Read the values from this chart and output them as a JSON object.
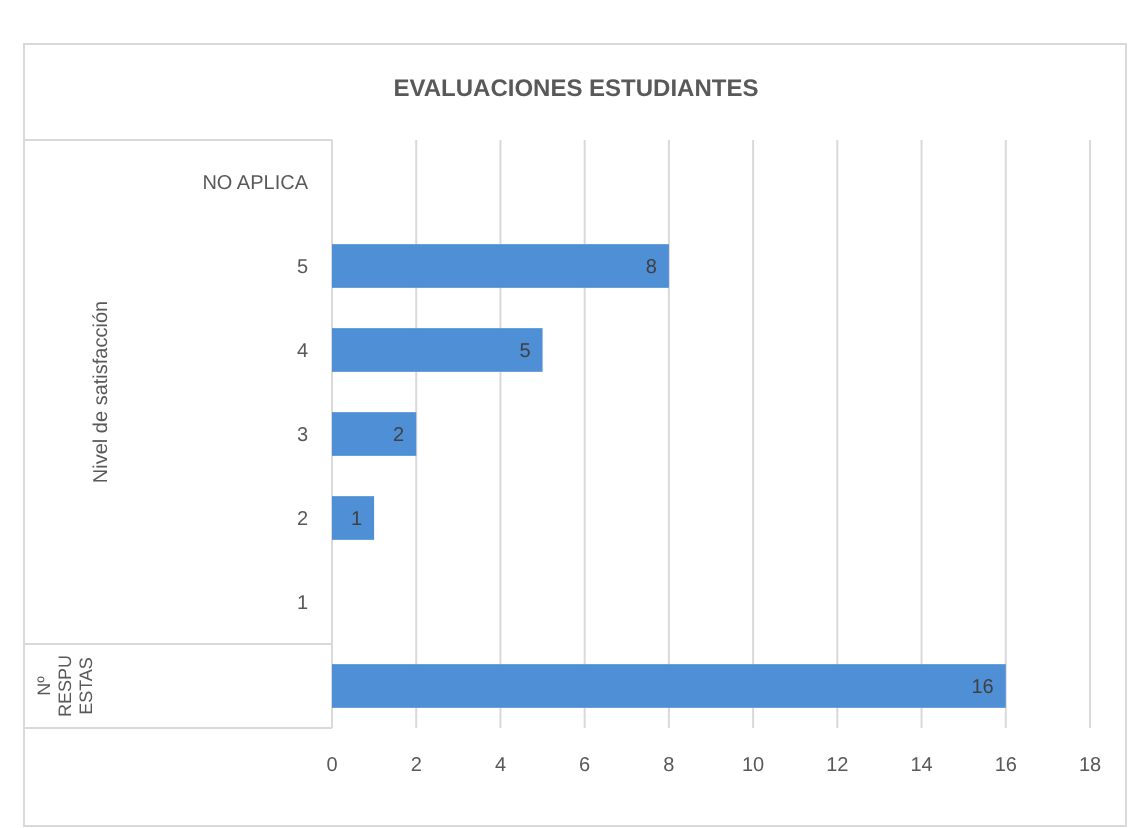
{
  "chart_data": {
    "type": "bar",
    "orientation": "horizontal",
    "title": "EVALUACIONES ESTUDIANTES",
    "ylabel": "Nivel de satisfacción",
    "annotations": [
      "Nº RESPUESTAS"
    ],
    "categories": [
      "NO APLICA",
      "5",
      "4",
      "3",
      "2",
      "1",
      null
    ],
    "values": [
      null,
      8,
      5,
      2,
      1,
      null,
      16
    ],
    "color": "#4f8fd6",
    "data_labels": true,
    "xlim": [
      0,
      18
    ],
    "xticks": [
      0,
      2,
      4,
      6,
      8,
      10,
      12,
      14,
      16,
      18
    ],
    "grid": "x"
  }
}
+++
Leave out the pictures and return every record word for word.

**WRITTEN RESPONSE**
Read the values from this chart and output them as a JSON object.
{
  "chart_data": {
    "type": "bar",
    "orientation": "horizontal",
    "title": "EVALUACIONES ESTUDIANTES",
    "ylabel": "Nivel de satisfacción",
    "annotations": [
      "Nº RESPUESTAS"
    ],
    "categories": [
      "NO APLICA",
      "5",
      "4",
      "3",
      "2",
      "1",
      null
    ],
    "values": [
      null,
      8,
      5,
      2,
      1,
      null,
      16
    ],
    "color": "#4f8fd6",
    "data_labels": true,
    "xlim": [
      0,
      18
    ],
    "xticks": [
      0,
      2,
      4,
      6,
      8,
      10,
      12,
      14,
      16,
      18
    ],
    "grid": "x"
  }
}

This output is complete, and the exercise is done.